● What to work on: Leave out the pictures and return every entry exactly as it appears.

● Given data:

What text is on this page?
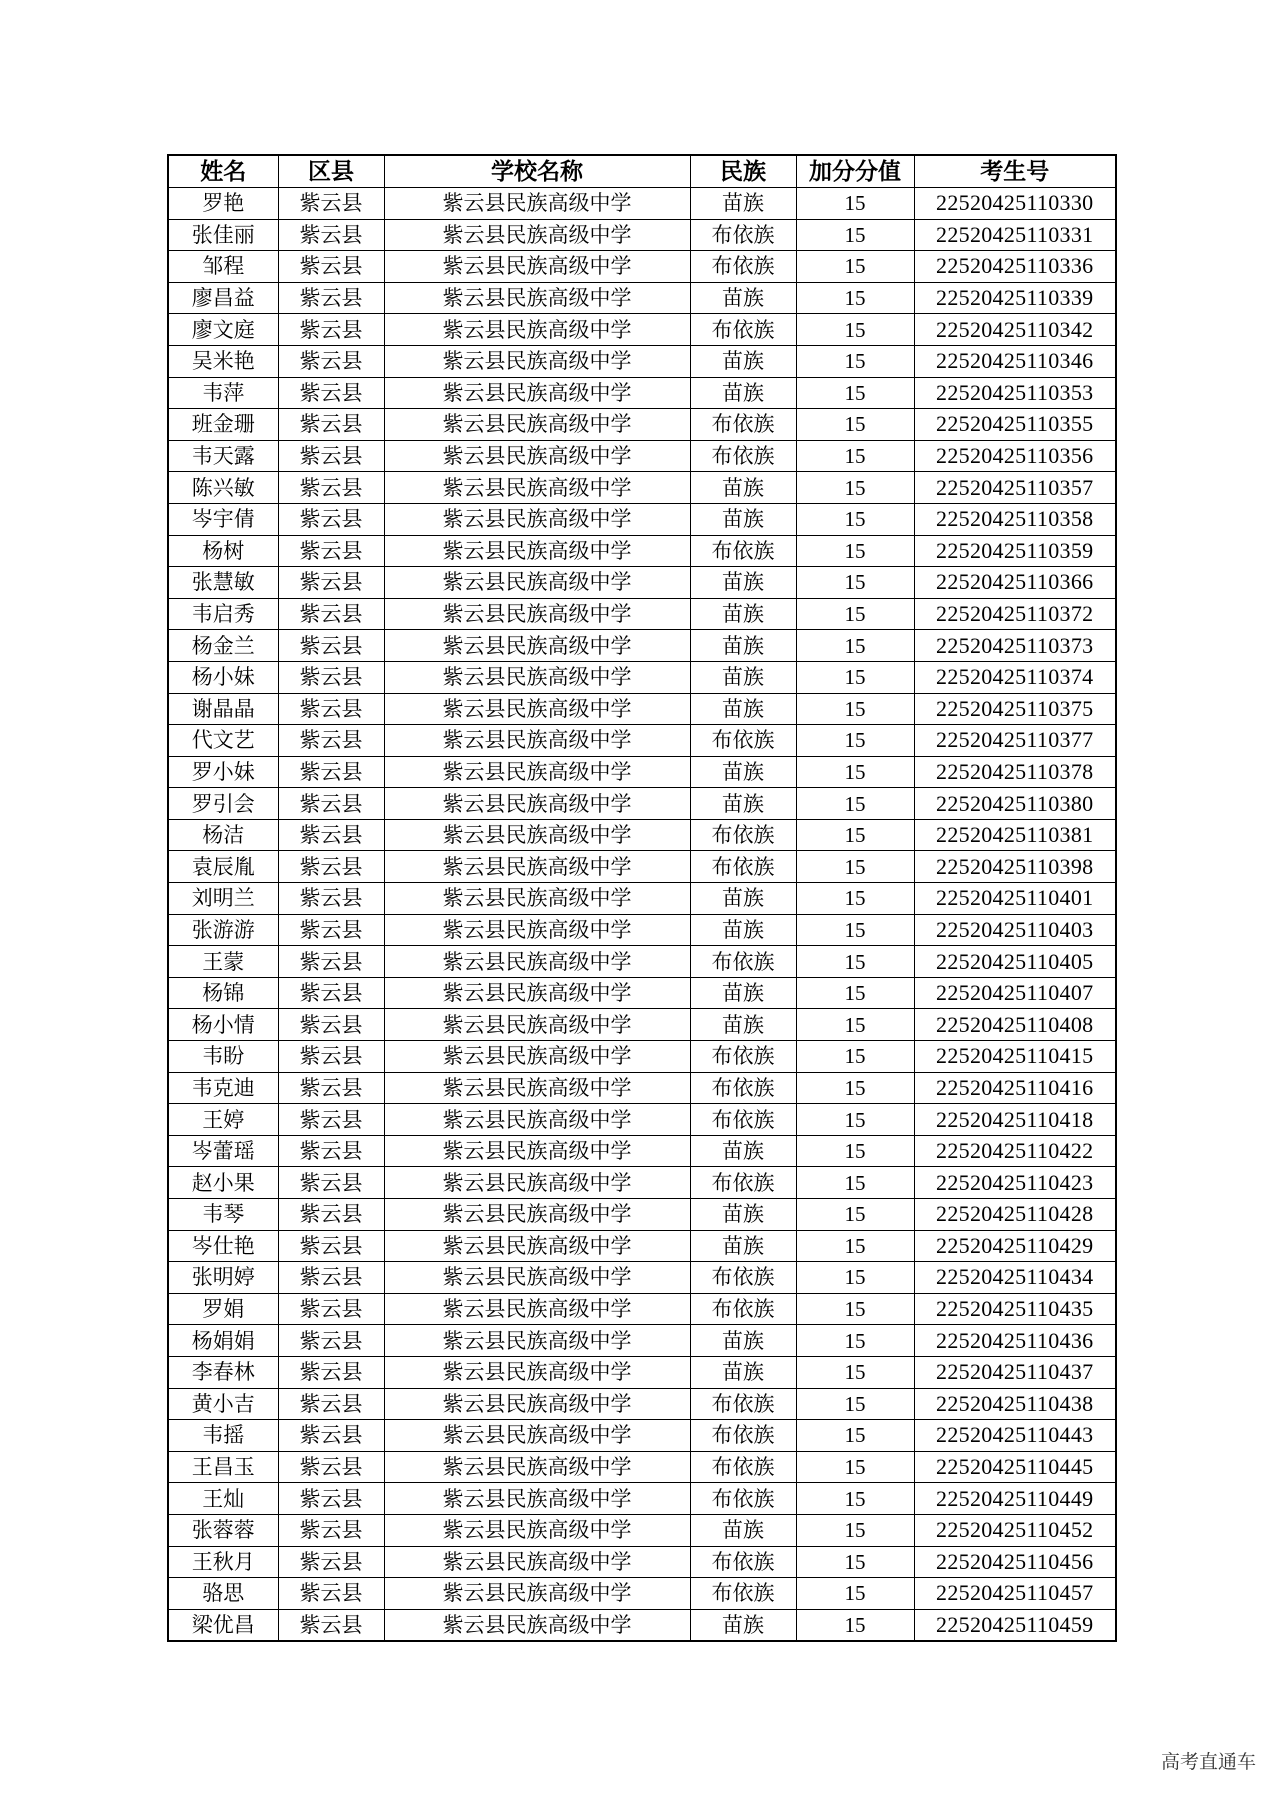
姓名	区县	学校名称	民族	加分分值	考生号
罗艳	紫云县	紫云县民族高级中学	苗族	15	22520425110330
张佳丽	紫云县	紫云县民族高级中学	布依族	15	22520425110331
邹程	紫云县	紫云县民族高级中学	布依族	15	22520425110336
廖昌益	紫云县	紫云县民族高级中学	苗族	15	22520425110339
廖文庭	紫云县	紫云县民族高级中学	布依族	15	22520425110342
吴米艳	紫云县	紫云县民族高级中学	苗族	15	22520425110346
韦萍	紫云县	紫云县民族高级中学	苗族	15	22520425110353
班金珊	紫云县	紫云县民族高级中学	布依族	15	22520425110355
韦天露	紫云县	紫云县民族高级中学	布依族	15	22520425110356
陈兴敏	紫云县	紫云县民族高级中学	苗族	15	22520425110357
岑宇倩	紫云县	紫云县民族高级中学	苗族	15	22520425110358
杨树	紫云县	紫云县民族高级中学	布依族	15	22520425110359
张慧敏	紫云县	紫云县民族高级中学	苗族	15	22520425110366
韦启秀	紫云县	紫云县民族高级中学	苗族	15	22520425110372
杨金兰	紫云县	紫云县民族高级中学	苗族	15	22520425110373
杨小妹	紫云县	紫云县民族高级中学	苗族	15	22520425110374
谢晶晶	紫云县	紫云县民族高级中学	苗族	15	22520425110375
代文艺	紫云县	紫云县民族高级中学	布依族	15	22520425110377
罗小妹	紫云县	紫云县民族高级中学	苗族	15	22520425110378
罗引会	紫云县	紫云县民族高级中学	苗族	15	22520425110380
杨洁	紫云县	紫云县民族高级中学	布依族	15	22520425110381
袁辰胤	紫云县	紫云县民族高级中学	布依族	15	22520425110398
刘明兰	紫云县	紫云县民族高级中学	苗族	15	22520425110401
张游游	紫云县	紫云县民族高级中学	苗族	15	22520425110403
王蒙	紫云县	紫云县民族高级中学	布依族	15	22520425110405
杨锦	紫云县	紫云县民族高级中学	苗族	15	22520425110407
杨小情	紫云县	紫云县民族高级中学	苗族	15	22520425110408
韦盼	紫云县	紫云县民族高级中学	布依族	15	22520425110415
韦克迪	紫云县	紫云县民族高级中学	布依族	15	22520425110416
王婷	紫云县	紫云县民族高级中学	布依族	15	22520425110418
岑蕾瑶	紫云县	紫云县民族高级中学	苗族	15	22520425110422
赵小果	紫云县	紫云县民族高级中学	布依族	15	22520425110423
韦琴	紫云县	紫云县民族高级中学	苗族	15	22520425110428
岑仕艳	紫云县	紫云县民族高级中学	苗族	15	22520425110429
张明婷	紫云县	紫云县民族高级中学	布依族	15	22520425110434
罗娟	紫云县	紫云县民族高级中学	布依族	15	22520425110435
杨娟娟	紫云县	紫云县民族高级中学	苗族	15	22520425110436
李春林	紫云县	紫云县民族高级中学	苗族	15	22520425110437
黄小吉	紫云县	紫云县民族高级中学	布依族	15	22520425110438
韦摇	紫云县	紫云县民族高级中学	布依族	15	22520425110443
王昌玉	紫云县	紫云县民族高级中学	布依族	15	22520425110445
王灿	紫云县	紫云县民族高级中学	布依族	15	22520425110449
张蓉蓉	紫云县	紫云县民族高级中学	苗族	15	22520425110452
王秋月	紫云县	紫云县民族高级中学	布依族	15	22520425110456
骆思	紫云县	紫云县民族高级中学	布依族	15	22520425110457
梁优昌	紫云县	紫云县民族高级中学	苗族	15	22520425110459
高考直通车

● Expected answer:
What text is on this page?
姓名	区县	学校名称	民族	加分分值	考生号
罗艳	紫云县	紫云县民族高级中学	苗族	15	22520425110330
张佳丽	紫云县	紫云县民族高级中学	布依族	15	22520425110331
邹程	紫云县	紫云县民族高级中学	布依族	15	22520425110336
廖昌益	紫云县	紫云县民族高级中学	苗族	15	22520425110339
廖文庭	紫云县	紫云县民族高级中学	布依族	15	22520425110342
吴米艳	紫云县	紫云县民族高级中学	苗族	15	22520425110346
韦萍	紫云县	紫云县民族高级中学	苗族	15	22520425110353
班金珊	紫云县	紫云县民族高级中学	布依族	15	22520425110355
韦天露	紫云县	紫云县民族高级中学	布依族	15	22520425110356
陈兴敏	紫云县	紫云县民族高级中学	苗族	15	22520425110357
岑宇倩	紫云县	紫云县民族高级中学	苗族	15	22520425110358
杨树	紫云县	紫云县民族高级中学	布依族	15	22520425110359
张慧敏	紫云县	紫云县民族高级中学	苗族	15	22520425110366
韦启秀	紫云县	紫云县民族高级中学	苗族	15	22520425110372
杨金兰	紫云县	紫云县民族高级中学	苗族	15	22520425110373
杨小妹	紫云县	紫云县民族高级中学	苗族	15	22520425110374
谢晶晶	紫云县	紫云县民族高级中学	苗族	15	22520425110375
代文艺	紫云县	紫云县民族高级中学	布依族	15	22520425110377
罗小妹	紫云县	紫云县民族高级中学	苗族	15	22520425110378
罗引会	紫云县	紫云县民族高级中学	苗族	15	22520425110380
杨洁	紫云县	紫云县民族高级中学	布依族	15	22520425110381
袁辰胤	紫云县	紫云县民族高级中学	布依族	15	22520425110398
刘明兰	紫云县	紫云县民族高级中学	苗族	15	22520425110401
张游游	紫云县	紫云县民族高级中学	苗族	15	22520425110403
王蒙	紫云县	紫云县民族高级中学	布依族	15	22520425110405
杨锦	紫云县	紫云县民族高级中学	苗族	15	22520425110407
杨小情	紫云县	紫云县民族高级中学	苗族	15	22520425110408
韦盼	紫云县	紫云县民族高级中学	布依族	15	22520425110415
韦克迪	紫云县	紫云县民族高级中学	布依族	15	22520425110416
王婷	紫云县	紫云县民族高级中学	布依族	15	22520425110418
岑蕾瑶	紫云县	紫云县民族高级中学	苗族	15	22520425110422
赵小果	紫云县	紫云县民族高级中学	布依族	15	22520425110423
韦琴	紫云县	紫云县民族高级中学	苗族	15	22520425110428
岑仕艳	紫云县	紫云县民族高级中学	苗族	15	22520425110429
张明婷	紫云县	紫云县民族高级中学	布依族	15	22520425110434
罗娟	紫云县	紫云县民族高级中学	布依族	15	22520425110435
杨娟娟	紫云县	紫云县民族高级中学	苗族	15	22520425110436
李春林	紫云县	紫云县民族高级中学	苗族	15	22520425110437
黄小吉	紫云县	紫云县民族高级中学	布依族	15	22520425110438
韦摇	紫云县	紫云县民族高级中学	布依族	15	22520425110443
王昌玉	紫云县	紫云县民族高级中学	布依族	15	22520425110445
王灿	紫云县	紫云县民族高级中学	布依族	15	22520425110449
张蓉蓉	紫云县	紫云县民族高级中学	苗族	15	22520425110452
王秋月	紫云县	紫云县民族高级中学	布依族	15	22520425110456
骆思	紫云县	紫云县民族高级中学	布依族	15	22520425110457
梁优昌	紫云县	紫云县民族高级中学	苗族	15	22520425110459
高考直通车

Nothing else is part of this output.